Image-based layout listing
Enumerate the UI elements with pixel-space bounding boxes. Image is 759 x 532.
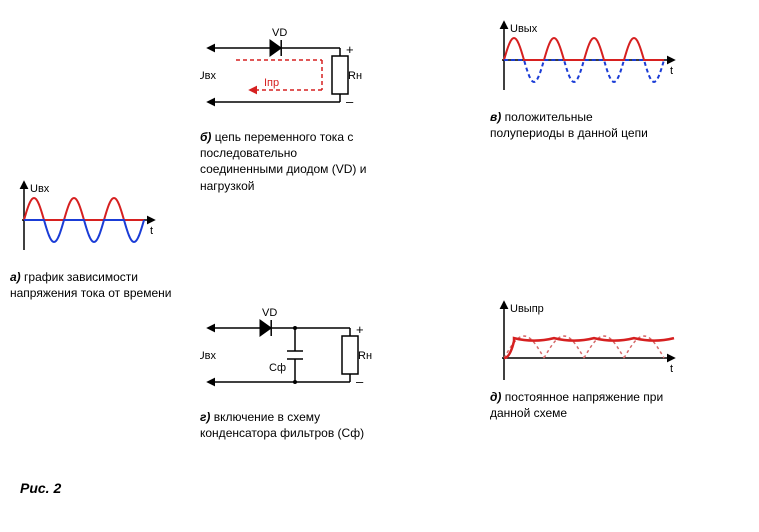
caption-text-c: положительные полупериоды в данной цепи (490, 110, 648, 140)
panel-e: Uвыпр t д) постоянное напряжение при данн… (490, 300, 710, 421)
svg-text:VD: VD (262, 307, 277, 319)
svg-text:Rн: Rн (348, 70, 362, 82)
panel-d: VD ~Uвх Сф Rн + – г) включение в схему конден… (200, 300, 400, 441)
caption-text-d: включение в схему конденсатора фильтров … (200, 410, 364, 440)
svg-text:Uвых: Uвых (510, 23, 538, 35)
caption-text-a: график зависимости напряжения тока от вр… (10, 270, 171, 300)
caption-d: г) включение в схему конденсатора фильтр… (200, 409, 380, 441)
wave-graph-c: Uвых t (490, 20, 680, 100)
svg-text:+: + (356, 322, 364, 337)
letter-e: д) (490, 390, 501, 404)
panel-c: Uвых t в) положительные полупериоды в дан… (490, 20, 710, 141)
panel-a: Uвх t а) график зависимости напряжения то… (10, 180, 180, 301)
svg-text:Uвх: Uвх (30, 183, 50, 195)
caption-e: д) постоянное напряжение при данной схем… (490, 389, 670, 421)
letter-d: г) (200, 410, 210, 424)
svg-text:t: t (670, 363, 673, 375)
wave-graph-e: Uвыпр t (490, 300, 680, 380)
caption-b: б) цепь переменного тока с последователь… (200, 129, 380, 194)
caption-text-b: цепь переменного тока с последовательно … (200, 130, 366, 193)
svg-text:~Uвх: ~Uвх (200, 350, 216, 362)
svg-text:Rн: Rн (358, 350, 372, 362)
letter-c: в) (490, 110, 501, 124)
svg-text:–: – (346, 94, 354, 109)
caption-a: а) график зависимости напряжения тока от… (10, 269, 180, 301)
letter-a: а) (10, 270, 21, 284)
circuit-d: VD ~Uвх Сф Rн + – (200, 300, 380, 400)
svg-text:+: + (346, 42, 354, 57)
svg-text:Iпр: Iпр (264, 77, 279, 89)
svg-text:Сф: Сф (269, 362, 286, 374)
letter-b: б) (200, 130, 211, 144)
svg-text:VD: VD (272, 27, 287, 39)
circuit-b: VD ~Uвх Iпр Rн + – (200, 20, 380, 120)
svg-text:t: t (670, 65, 673, 77)
caption-text-e: постоянное напряжение при данной схеме (490, 390, 663, 420)
svg-text:~Uвх: ~Uвх (200, 70, 216, 82)
figure-label: Рис. 2 (20, 480, 61, 496)
caption-c: в) положительные полупериоды в данной це… (490, 109, 670, 141)
panel-b: VD ~Uвх Iпр Rн + – б) цепь переменного тока с… (200, 20, 400, 194)
svg-text:–: – (356, 374, 364, 389)
svg-text:Uвыпр: Uвыпр (510, 303, 544, 315)
svg-text:t: t (150, 225, 153, 237)
wave-graph-a: Uвх t (10, 180, 160, 260)
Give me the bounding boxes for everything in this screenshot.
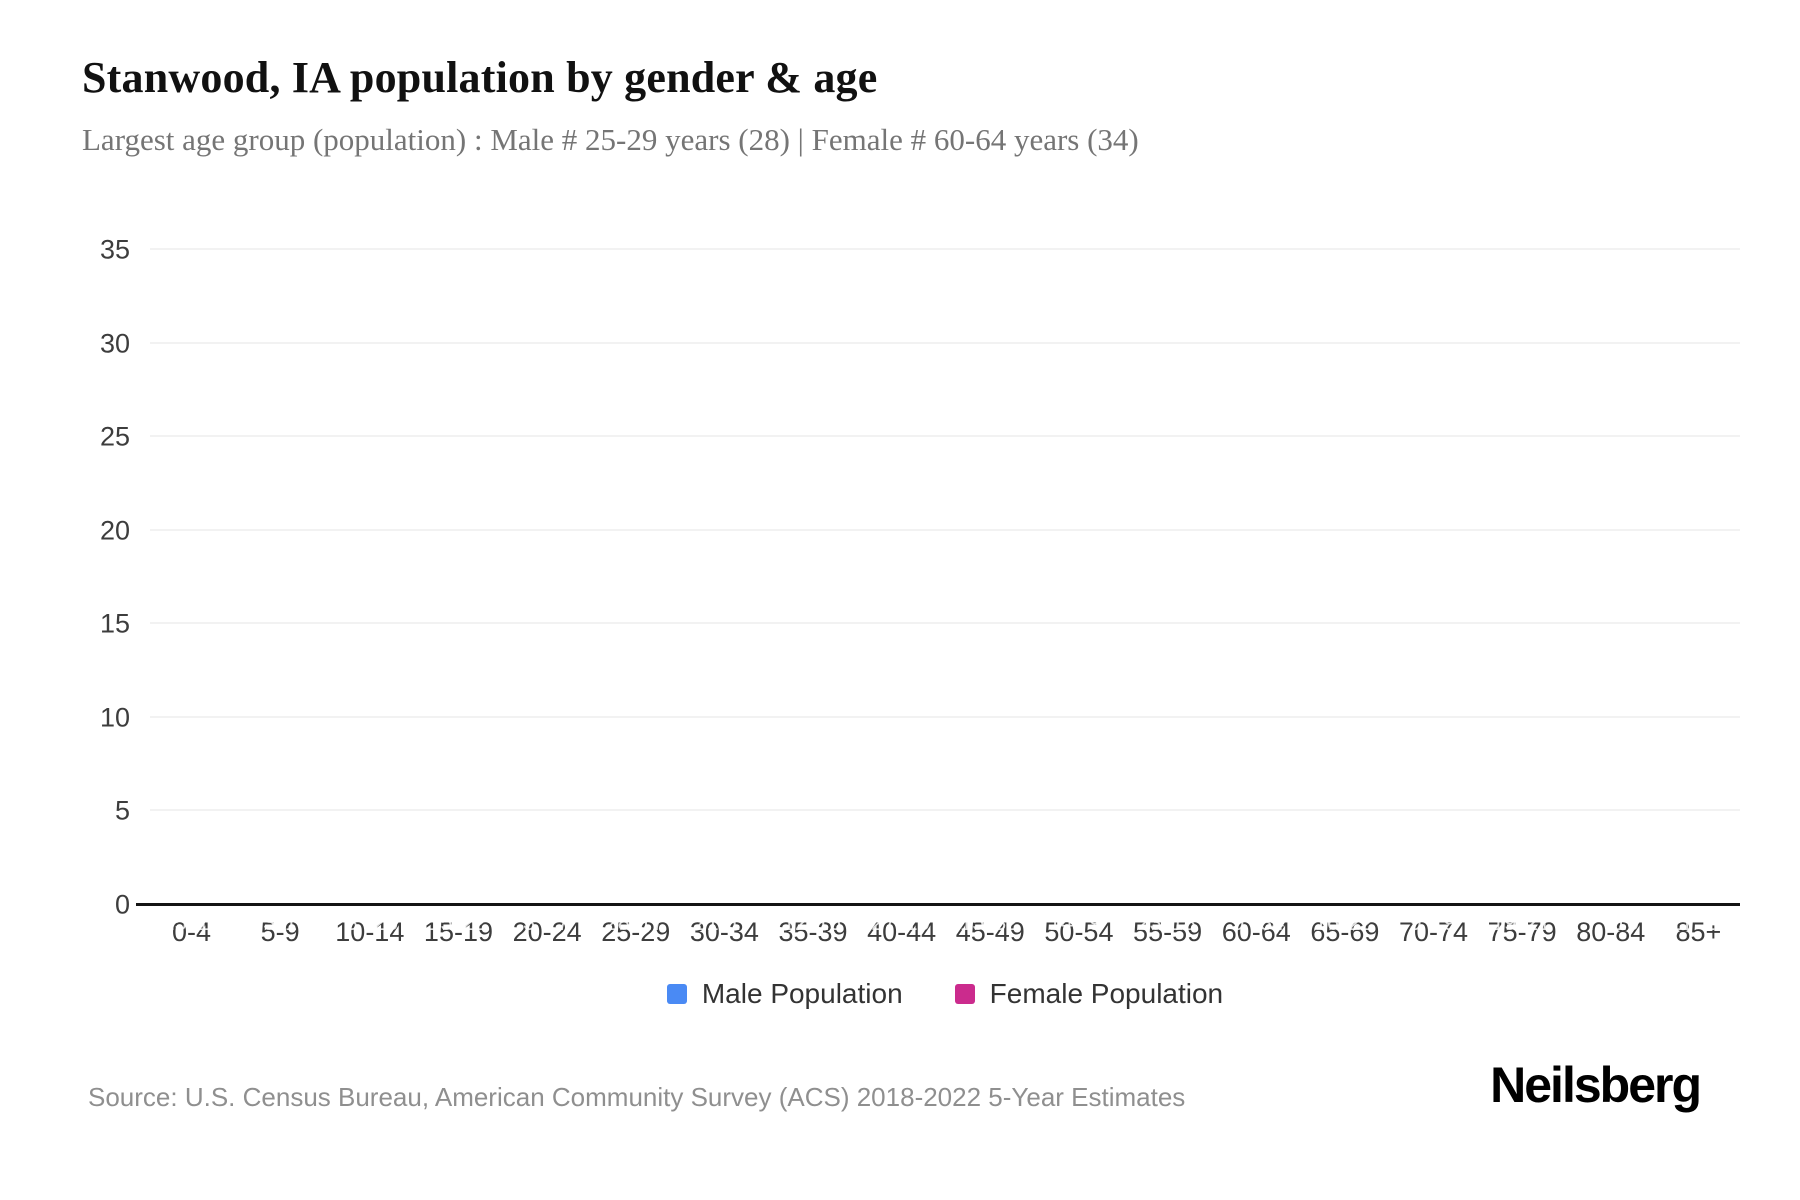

• Instructions to follow
Please pull out the listing lines from the one containing "caption-text-c: положительные полупериоды" through the one containing "svg-text:Rн: Rн (348, 70, 362, 82)", reproducing each line character for character.

• Exercise result
caption-text-c: положительные полупериоды в данной цепи (490, 110, 648, 140)
panel-e: Uвыпр t д) постоянное напряжение при данн… (490, 300, 710, 421)
svg-text:VD: VD (262, 307, 277, 319)
svg-text:Rн: Rн (348, 70, 362, 82)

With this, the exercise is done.